<<<<

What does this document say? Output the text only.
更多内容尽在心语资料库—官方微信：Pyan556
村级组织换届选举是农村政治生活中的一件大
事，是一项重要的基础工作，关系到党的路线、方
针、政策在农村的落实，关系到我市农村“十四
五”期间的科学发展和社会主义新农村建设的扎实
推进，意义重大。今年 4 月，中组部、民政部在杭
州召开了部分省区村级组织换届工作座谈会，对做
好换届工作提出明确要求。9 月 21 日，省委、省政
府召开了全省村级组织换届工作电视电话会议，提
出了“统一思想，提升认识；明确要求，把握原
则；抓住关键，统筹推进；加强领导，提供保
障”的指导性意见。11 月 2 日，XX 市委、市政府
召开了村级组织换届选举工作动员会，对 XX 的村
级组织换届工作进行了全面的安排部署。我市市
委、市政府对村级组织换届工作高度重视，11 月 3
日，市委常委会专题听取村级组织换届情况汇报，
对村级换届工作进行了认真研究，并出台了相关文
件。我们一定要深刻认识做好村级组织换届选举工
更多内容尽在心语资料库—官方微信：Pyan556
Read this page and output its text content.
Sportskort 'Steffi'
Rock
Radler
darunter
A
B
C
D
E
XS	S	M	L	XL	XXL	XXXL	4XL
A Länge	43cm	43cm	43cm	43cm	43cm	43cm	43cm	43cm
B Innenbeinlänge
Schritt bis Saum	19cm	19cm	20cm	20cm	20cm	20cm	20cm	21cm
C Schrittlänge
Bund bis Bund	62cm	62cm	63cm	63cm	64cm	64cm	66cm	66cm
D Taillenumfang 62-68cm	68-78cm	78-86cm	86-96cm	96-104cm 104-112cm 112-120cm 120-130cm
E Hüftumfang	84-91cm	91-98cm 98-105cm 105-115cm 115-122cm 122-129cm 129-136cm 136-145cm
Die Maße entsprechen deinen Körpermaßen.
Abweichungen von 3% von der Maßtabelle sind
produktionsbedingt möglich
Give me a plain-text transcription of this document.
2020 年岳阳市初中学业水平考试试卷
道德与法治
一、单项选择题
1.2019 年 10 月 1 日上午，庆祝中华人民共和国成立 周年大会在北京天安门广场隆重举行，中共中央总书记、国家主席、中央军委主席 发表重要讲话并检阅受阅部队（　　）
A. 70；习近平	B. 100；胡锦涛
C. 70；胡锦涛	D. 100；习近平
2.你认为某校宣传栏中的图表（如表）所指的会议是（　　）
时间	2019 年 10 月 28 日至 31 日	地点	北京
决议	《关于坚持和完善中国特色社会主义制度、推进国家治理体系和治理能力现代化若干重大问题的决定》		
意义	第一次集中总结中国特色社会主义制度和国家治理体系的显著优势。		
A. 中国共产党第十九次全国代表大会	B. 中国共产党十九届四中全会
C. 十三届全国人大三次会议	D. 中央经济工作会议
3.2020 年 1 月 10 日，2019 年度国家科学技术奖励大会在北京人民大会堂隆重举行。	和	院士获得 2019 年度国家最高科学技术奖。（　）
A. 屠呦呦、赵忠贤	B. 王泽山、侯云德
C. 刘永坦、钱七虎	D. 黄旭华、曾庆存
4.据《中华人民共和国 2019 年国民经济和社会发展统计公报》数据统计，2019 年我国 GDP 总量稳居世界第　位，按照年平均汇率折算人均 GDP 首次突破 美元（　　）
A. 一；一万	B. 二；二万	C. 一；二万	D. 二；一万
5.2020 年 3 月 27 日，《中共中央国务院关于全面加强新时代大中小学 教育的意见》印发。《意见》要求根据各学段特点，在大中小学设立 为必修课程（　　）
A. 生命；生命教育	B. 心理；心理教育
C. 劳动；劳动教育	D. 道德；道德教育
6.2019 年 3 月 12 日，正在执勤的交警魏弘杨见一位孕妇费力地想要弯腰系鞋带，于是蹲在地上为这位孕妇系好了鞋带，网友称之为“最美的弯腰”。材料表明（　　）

>>>>

## EXERCISE DETAILS
Return the material exactly as it stands.

## SOLUTION FOR THIS TASK
What does this document say? Output the text only.
更多内容尽在心语资料库—官方微信：Pyan556
村级组织换届选举是农村政治生活中的一件大
事，是一项重要的基础工作，关系到党的路线、方
针、政策在农村的落实，关系到我市农村“十四
五”期间的科学发展和社会主义新农村建设的扎实
推进，意义重大。今年 4 月，中组部、民政部在杭
州召开了部分省区村级组织换届工作座谈会，对做
好换届工作提出明确要求。9 月 21 日，省委、省政
府召开了全省村级组织换届工作电视电话会议，提
出了“统一思想，提升认识；明确要求，把握原
则；抓住关键，统筹推进；加强领导，提供保
障”的指导性意见。11 月 2 日，XX 市委、市政府
召开了村级组织换届选举工作动员会，对 XX 的村
级组织换届工作进行了全面的安排部署。我市市
委、市政府对村级组织换届工作高度重视，11 月 3
日，市委常委会专题听取村级组织换届情况汇报，
对村级换届工作进行了认真研究，并出台了相关文
件。我们一定要深刻认识做好村级组织换届选举工
更多内容尽在心语资料库—官方微信：Pyan556
Read this page and output its text content.
Sportskort 'Steffi'
Rock
Radler
darunter
A
B
C
D
E
XS	S	M	L	XL	XXL	XXXL	4XL
A Länge	43cm	43cm	43cm	43cm	43cm	43cm	43cm	43cm
B Innenbeinlänge
Schritt bis Saum	19cm	19cm	20cm	20cm	20cm	20cm	20cm	21cm
C Schrittlänge
Bund bis Bund	62cm	62cm	63cm	63cm	64cm	64cm	66cm	66cm
D Taillenumfang 62-68cm	68-78cm	78-86cm	86-96cm	96-104cm 104-112cm 112-120cm 120-130cm
E Hüftumfang	84-91cm	91-98cm 98-105cm 105-115cm 115-122cm 122-129cm 129-136cm 136-145cm
Die Maße entsprechen deinen Körpermaßen.
Abweichungen von 3% von der Maßtabelle sind
produktionsbedingt möglich
Give me a plain-text transcription of this document.
2020 年岳阳市初中学业水平考试试卷
道德与法治
一、单项选择题
1.2019 年 10 月 1 日上午，庆祝中华人民共和国成立 周年大会在北京天安门广场隆重举行，中共中央总书记、国家主席、中央军委主席 发表重要讲话并检阅受阅部队（　　）
A. 70；习近平	B. 100；胡锦涛
C. 70；胡锦涛	D. 100；习近平
2.你认为某校宣传栏中的图表（如表）所指的会议是（　　）
时间	2019 年 10 月 28 日至 31 日	地点	北京
决议	《关于坚持和完善中国特色社会主义制度、推进国家治理体系和治理能力现代化若干重大问题的决定》		
意义	第一次集中总结中国特色社会主义制度和国家治理体系的显著优势。		
A. 中国共产党第十九次全国代表大会	B. 中国共产党十九届四中全会
C. 十三届全国人大三次会议	D. 中央经济工作会议
3.2020 年 1 月 10 日，2019 年度国家科学技术奖励大会在北京人民大会堂隆重举行。	和	院士获得 2019 年度国家最高科学技术奖。（　）
A. 屠呦呦、赵忠贤	B. 王泽山、侯云德
C. 刘永坦、钱七虎	D. 黄旭华、曾庆存
4.据《中华人民共和国 2019 年国民经济和社会发展统计公报》数据统计，2019 年我国 GDP 总量稳居世界第　位，按照年平均汇率折算人均 GDP 首次突破 美元（　　）
A. 一；一万	B. 二；二万	C. 一；二万	D. 二；一万
5.2020 年 3 月 27 日，《中共中央国务院关于全面加强新时代大中小学 教育的意见》印发。《意见》要求根据各学段特点，在大中小学设立 为必修课程（　　）
A. 生命；生命教育	B. 心理；心理教育
C. 劳动；劳动教育	D. 道德；道德教育
6.2019 年 3 月 12 日，正在执勤的交警魏弘杨见一位孕妇费力地想要弯腰系鞋带，于是蹲在地上为这位孕妇系好了鞋带，网友称之为“最美的弯腰”。材料表明（　　）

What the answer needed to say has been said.